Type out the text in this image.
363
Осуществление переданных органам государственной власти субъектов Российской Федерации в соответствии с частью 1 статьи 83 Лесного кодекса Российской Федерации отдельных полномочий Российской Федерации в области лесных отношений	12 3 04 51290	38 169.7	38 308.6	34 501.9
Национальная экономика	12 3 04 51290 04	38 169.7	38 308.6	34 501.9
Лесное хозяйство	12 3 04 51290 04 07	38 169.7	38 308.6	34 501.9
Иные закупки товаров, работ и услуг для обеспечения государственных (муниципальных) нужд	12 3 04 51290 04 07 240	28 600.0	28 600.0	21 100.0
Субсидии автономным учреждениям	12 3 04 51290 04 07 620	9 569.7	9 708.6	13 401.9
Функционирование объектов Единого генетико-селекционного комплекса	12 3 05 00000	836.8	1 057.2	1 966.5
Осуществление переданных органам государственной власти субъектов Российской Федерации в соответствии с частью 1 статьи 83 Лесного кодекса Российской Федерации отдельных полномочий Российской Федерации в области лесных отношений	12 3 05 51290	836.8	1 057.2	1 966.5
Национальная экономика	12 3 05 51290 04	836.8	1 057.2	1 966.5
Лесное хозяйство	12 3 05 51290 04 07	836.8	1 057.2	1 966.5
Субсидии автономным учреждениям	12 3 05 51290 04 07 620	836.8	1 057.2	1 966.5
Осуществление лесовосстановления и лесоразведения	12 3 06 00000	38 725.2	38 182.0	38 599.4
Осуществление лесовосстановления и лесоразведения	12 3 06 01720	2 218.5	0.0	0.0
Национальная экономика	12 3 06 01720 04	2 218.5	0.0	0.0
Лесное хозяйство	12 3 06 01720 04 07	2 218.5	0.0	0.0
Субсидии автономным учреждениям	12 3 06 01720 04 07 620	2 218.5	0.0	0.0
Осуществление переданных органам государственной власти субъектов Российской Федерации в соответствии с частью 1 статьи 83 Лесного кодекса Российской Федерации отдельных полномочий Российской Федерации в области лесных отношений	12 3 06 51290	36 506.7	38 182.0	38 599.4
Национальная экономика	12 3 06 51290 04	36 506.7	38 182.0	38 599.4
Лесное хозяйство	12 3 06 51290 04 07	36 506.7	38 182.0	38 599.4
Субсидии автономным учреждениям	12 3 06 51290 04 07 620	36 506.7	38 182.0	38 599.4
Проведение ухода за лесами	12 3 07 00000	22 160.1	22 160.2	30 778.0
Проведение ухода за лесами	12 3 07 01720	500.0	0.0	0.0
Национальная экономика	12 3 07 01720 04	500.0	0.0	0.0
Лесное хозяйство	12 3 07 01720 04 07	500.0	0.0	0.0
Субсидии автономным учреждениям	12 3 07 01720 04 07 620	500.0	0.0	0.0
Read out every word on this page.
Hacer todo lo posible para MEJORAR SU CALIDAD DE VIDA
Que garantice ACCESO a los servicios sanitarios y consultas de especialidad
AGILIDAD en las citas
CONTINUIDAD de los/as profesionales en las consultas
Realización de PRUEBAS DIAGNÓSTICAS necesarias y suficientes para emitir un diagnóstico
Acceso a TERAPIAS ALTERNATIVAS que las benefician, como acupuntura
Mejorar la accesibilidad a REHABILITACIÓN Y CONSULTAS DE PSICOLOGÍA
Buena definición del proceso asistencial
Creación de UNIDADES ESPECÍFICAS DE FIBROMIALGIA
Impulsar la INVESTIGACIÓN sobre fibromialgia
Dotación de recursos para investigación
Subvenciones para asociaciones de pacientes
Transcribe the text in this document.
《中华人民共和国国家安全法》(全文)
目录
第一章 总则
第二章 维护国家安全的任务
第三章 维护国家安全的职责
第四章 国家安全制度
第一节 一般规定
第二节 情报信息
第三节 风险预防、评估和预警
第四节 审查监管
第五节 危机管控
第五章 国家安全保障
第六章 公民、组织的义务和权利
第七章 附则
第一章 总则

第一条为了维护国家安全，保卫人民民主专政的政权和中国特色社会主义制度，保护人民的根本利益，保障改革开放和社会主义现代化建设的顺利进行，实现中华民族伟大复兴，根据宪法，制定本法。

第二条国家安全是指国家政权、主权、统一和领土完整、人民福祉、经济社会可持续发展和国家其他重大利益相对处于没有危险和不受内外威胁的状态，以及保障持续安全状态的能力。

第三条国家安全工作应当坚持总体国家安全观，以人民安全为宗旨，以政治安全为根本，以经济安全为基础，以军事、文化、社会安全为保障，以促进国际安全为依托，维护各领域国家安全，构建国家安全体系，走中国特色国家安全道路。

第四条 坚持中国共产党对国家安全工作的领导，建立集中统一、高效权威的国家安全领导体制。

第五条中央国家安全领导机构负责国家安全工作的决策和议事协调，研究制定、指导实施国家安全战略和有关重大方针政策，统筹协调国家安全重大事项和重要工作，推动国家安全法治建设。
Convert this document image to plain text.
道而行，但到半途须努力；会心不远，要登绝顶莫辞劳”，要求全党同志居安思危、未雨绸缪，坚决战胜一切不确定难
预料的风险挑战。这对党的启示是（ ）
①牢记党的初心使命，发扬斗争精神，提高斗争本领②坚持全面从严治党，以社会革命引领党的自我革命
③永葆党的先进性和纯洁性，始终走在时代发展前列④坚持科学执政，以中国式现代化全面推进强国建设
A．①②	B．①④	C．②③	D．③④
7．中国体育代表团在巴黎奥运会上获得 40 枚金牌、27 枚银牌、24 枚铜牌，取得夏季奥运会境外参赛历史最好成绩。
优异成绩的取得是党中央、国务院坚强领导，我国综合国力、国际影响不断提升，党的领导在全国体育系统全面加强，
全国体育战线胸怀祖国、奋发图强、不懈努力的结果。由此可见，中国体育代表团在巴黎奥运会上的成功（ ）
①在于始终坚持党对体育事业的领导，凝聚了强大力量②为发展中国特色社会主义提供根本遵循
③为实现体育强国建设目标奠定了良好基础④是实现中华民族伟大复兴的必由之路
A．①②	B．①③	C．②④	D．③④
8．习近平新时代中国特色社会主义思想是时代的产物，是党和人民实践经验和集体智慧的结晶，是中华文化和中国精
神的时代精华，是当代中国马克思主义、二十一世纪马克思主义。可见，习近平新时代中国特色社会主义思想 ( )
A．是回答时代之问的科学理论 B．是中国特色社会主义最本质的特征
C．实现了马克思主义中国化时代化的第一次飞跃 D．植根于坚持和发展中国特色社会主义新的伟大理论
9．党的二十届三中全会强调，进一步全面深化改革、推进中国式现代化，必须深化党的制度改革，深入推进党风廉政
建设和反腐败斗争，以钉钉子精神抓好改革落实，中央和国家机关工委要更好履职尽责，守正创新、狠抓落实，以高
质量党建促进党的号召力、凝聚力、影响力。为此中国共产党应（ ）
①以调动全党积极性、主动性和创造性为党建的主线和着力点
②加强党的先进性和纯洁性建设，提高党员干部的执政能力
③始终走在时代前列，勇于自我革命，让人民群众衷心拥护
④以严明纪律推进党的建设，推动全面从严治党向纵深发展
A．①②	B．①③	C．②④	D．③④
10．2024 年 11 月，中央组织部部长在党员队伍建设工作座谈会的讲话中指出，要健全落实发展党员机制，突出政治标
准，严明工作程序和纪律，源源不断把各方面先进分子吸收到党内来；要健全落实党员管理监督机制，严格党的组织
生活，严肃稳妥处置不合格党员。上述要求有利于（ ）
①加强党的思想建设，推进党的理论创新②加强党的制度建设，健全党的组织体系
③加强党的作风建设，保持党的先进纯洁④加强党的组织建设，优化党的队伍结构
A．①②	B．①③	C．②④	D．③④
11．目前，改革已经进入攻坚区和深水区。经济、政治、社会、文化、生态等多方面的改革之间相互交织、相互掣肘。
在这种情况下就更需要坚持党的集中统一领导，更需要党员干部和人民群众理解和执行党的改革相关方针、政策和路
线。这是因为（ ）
********
WHAT YOU SHOULD DO: Set all of the records down again, exactly as they stand.

RESULT:
Type out the text in this image.
363
Осуществление переданных органам государственной власти субъектов Российской Федерации в соответствии с частью 1 статьи 83 Лесного кодекса Российской Федерации отдельных полномочий Российской Федерации в области лесных отношений	12 3 04 51290	38 169.7	38 308.6	34 501.9
Национальная экономика	12 3 04 51290 04	38 169.7	38 308.6	34 501.9
Лесное хозяйство	12 3 04 51290 04 07	38 169.7	38 308.6	34 501.9
Иные закупки товаров, работ и услуг для обеспечения государственных (муниципальных) нужд	12 3 04 51290 04 07 240	28 600.0	28 600.0	21 100.0
Субсидии автономным учреждениям	12 3 04 51290 04 07 620	9 569.7	9 708.6	13 401.9
Функционирование объектов Единого генетико-селекционного комплекса	12 3 05 00000	836.8	1 057.2	1 966.5
Осуществление переданных органам государственной власти субъектов Российской Федерации в соответствии с частью 1 статьи 83 Лесного кодекса Российской Федерации отдельных полномочий Российской Федерации в области лесных отношений	12 3 05 51290	836.8	1 057.2	1 966.5
Национальная экономика	12 3 05 51290 04	836.8	1 057.2	1 966.5
Лесное хозяйство	12 3 05 51290 04 07	836.8	1 057.2	1 966.5
Субсидии автономным учреждениям	12 3 05 51290 04 07 620	836.8	1 057.2	1 966.5
Осуществление лесовосстановления и лесоразведения	12 3 06 00000	38 725.2	38 182.0	38 599.4
Осуществление лесовосстановления и лесоразведения	12 3 06 01720	2 218.5	0.0	0.0
Национальная экономика	12 3 06 01720 04	2 218.5	0.0	0.0
Лесное хозяйство	12 3 06 01720 04 07	2 218.5	0.0	0.0
Субсидии автономным учреждениям	12 3 06 01720 04 07 620	2 218.5	0.0	0.0
Осуществление переданных органам государственной власти субъектов Российской Федерации в соответствии с частью 1 статьи 83 Лесного кодекса Российской Федерации отдельных полномочий Российской Федерации в области лесных отношений	12 3 06 51290	36 506.7	38 182.0	38 599.4
Национальная экономика	12 3 06 51290 04	36 506.7	38 182.0	38 599.4
Лесное хозяйство	12 3 06 51290 04 07	36 506.7	38 182.0	38 599.4
Субсидии автономным учреждениям	12 3 06 51290 04 07 620	36 506.7	38 182.0	38 599.4
Проведение ухода за лесами	12 3 07 00000	22 160.1	22 160.2	30 778.0
Проведение ухода за лесами	12 3 07 01720	500.0	0.0	0.0
Национальная экономика	12 3 07 01720 04	500.0	0.0	0.0
Лесное хозяйство	12 3 07 01720 04 07	500.0	0.0	0.0
Субсидии автономным учреждениям	12 3 07 01720 04 07 620	500.0	0.0	0.0
Read out every word on this page.
Hacer todo lo posible para MEJORAR SU CALIDAD DE VIDA
Que garantice ACCESO a los servicios sanitarios y consultas de especialidad
AGILIDAD en las citas
CONTINUIDAD de los/as profesionales en las consultas
Realización de PRUEBAS DIAGNÓSTICAS necesarias y suficientes para emitir un diagnóstico
Acceso a TERAPIAS ALTERNATIVAS que las benefician, como acupuntura
Mejorar la accesibilidad a REHABILITACIÓN Y CONSULTAS DE PSICOLOGÍA
Buena definición del proceso asistencial
Creación de UNIDADES ESPECÍFICAS DE FIBROMIALGIA
Impulsar la INVESTIGACIÓN sobre fibromialgia
Dotación de recursos para investigación
Subvenciones para asociaciones de pacientes
Transcribe the text in this document.
《中华人民共和国国家安全法》(全文)
目录
第一章 总则
第二章 维护国家安全的任务
第三章 维护国家安全的职责
第四章 国家安全制度
第一节 一般规定
第二节 情报信息
第三节 风险预防、评估和预警
第四节 审查监管
第五节 危机管控
第五章 国家安全保障
第六章 公民、组织的义务和权利
第七章 附则
第一章 总则

第一条为了维护国家安全，保卫人民民主专政的政权和中国特色社会主义制度，保护人民的根本利益，保障改革开放和社会主义现代化建设的顺利进行，实现中华民族伟大复兴，根据宪法，制定本法。

第二条国家安全是指国家政权、主权、统一和领土完整、人民福祉、经济社会可持续发展和国家其他重大利益相对处于没有危险和不受内外威胁的状态，以及保障持续安全状态的能力。

第三条国家安全工作应当坚持总体国家安全观，以人民安全为宗旨，以政治安全为根本，以经济安全为基础，以军事、文化、社会安全为保障，以促进国际安全为依托，维护各领域国家安全，构建国家安全体系，走中国特色国家安全道路。

第四条 坚持中国共产党对国家安全工作的领导，建立集中统一、高效权威的国家安全领导体制。

第五条中央国家安全领导机构负责国家安全工作的决策和议事协调，研究制定、指导实施国家安全战略和有关重大方针政策，统筹协调国家安全重大事项和重要工作，推动国家安全法治建设。
Convert this document image to plain text.
道而行，但到半途须努力；会心不远，要登绝顶莫辞劳”，要求全党同志居安思危、未雨绸缪，坚决战胜一切不确定难
预料的风险挑战。这对党的启示是（ ）
①牢记党的初心使命，发扬斗争精神，提高斗争本领②坚持全面从严治党，以社会革命引领党的自我革命
③永葆党的先进性和纯洁性，始终走在时代发展前列④坚持科学执政，以中国式现代化全面推进强国建设
A．①②	B．①④	C．②③	D．③④
7．中国体育代表团在巴黎奥运会上获得 40 枚金牌、27 枚银牌、24 枚铜牌，取得夏季奥运会境外参赛历史最好成绩。
优异成绩的取得是党中央、国务院坚强领导，我国综合国力、国际影响不断提升，党的领导在全国体育系统全面加强，
全国体育战线胸怀祖国、奋发图强、不懈努力的结果。由此可见，中国体育代表团在巴黎奥运会上的成功（ ）
①在于始终坚持党对体育事业的领导，凝聚了强大力量②为发展中国特色社会主义提供根本遵循
③为实现体育强国建设目标奠定了良好基础④是实现中华民族伟大复兴的必由之路
A．①②	B．①③	C．②④	D．③④
8．习近平新时代中国特色社会主义思想是时代的产物，是党和人民实践经验和集体智慧的结晶，是中华文化和中国精
神的时代精华，是当代中国马克思主义、二十一世纪马克思主义。可见，习近平新时代中国特色社会主义思想 ( )
A．是回答时代之问的科学理论 B．是中国特色社会主义最本质的特征
C．实现了马克思主义中国化时代化的第一次飞跃 D．植根于坚持和发展中国特色社会主义新的伟大理论
9．党的二十届三中全会强调，进一步全面深化改革、推进中国式现代化，必须深化党的制度改革，深入推进党风廉政
建设和反腐败斗争，以钉钉子精神抓好改革落实，中央和国家机关工委要更好履职尽责，守正创新、狠抓落实，以高
质量党建促进党的号召力、凝聚力、影响力。为此中国共产党应（ ）
①以调动全党积极性、主动性和创造性为党建的主线和着力点
②加强党的先进性和纯洁性建设，提高党员干部的执政能力
③始终走在时代前列，勇于自我革命，让人民群众衷心拥护
④以严明纪律推进党的建设，推动全面从严治党向纵深发展
A．①②	B．①③	C．②④	D．③④
10．2024 年 11 月，中央组织部部长在党员队伍建设工作座谈会的讲话中指出，要健全落实发展党员机制，突出政治标
准，严明工作程序和纪律，源源不断把各方面先进分子吸收到党内来；要健全落实党员管理监督机制，严格党的组织
生活，严肃稳妥处置不合格党员。上述要求有利于（ ）
①加强党的思想建设，推进党的理论创新②加强党的制度建设，健全党的组织体系
③加强党的作风建设，保持党的先进纯洁④加强党的组织建设，优化党的队伍结构
A．①②	B．①③	C．②④	D．③④
11．目前，改革已经进入攻坚区和深水区。经济、政治、社会、文化、生态等多方面的改革之间相互交织、相互掣肘。
在这种情况下就更需要坚持党的集中统一领导，更需要党员干部和人民群众理解和执行党的改革相关方针、政策和路
线。这是因为（ ）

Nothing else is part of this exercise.